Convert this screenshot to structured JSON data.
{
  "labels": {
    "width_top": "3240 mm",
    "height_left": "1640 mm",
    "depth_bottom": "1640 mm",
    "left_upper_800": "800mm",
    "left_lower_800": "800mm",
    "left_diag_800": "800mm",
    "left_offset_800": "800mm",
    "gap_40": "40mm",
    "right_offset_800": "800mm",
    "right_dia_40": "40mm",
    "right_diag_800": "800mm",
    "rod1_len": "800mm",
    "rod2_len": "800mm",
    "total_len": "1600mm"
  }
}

..........

:: SHORT PROBLEM ::
Each line must be given again exactly as written above.

:: SOLVED EXERCISE ::
Convert this screenshot to structured JSON data.
{
  "labels": {
    "width_top": "3240 mm",
    "height_left": "1640 mm",
    "depth_bottom": "1640 mm",
    "left_upper_800": "800mm",
    "left_lower_800": "800mm",
    "left_diag_800": "800mm",
    "left_offset_800": "800mm",
    "gap_40": "40mm",
    "right_offset_800": "800mm",
    "right_dia_40": "40mm",
    "right_diag_800": "800mm",
    "rod1_len": "800mm",
    "rod2_len": "800mm",
    "total_len": "1600mm"
  }
}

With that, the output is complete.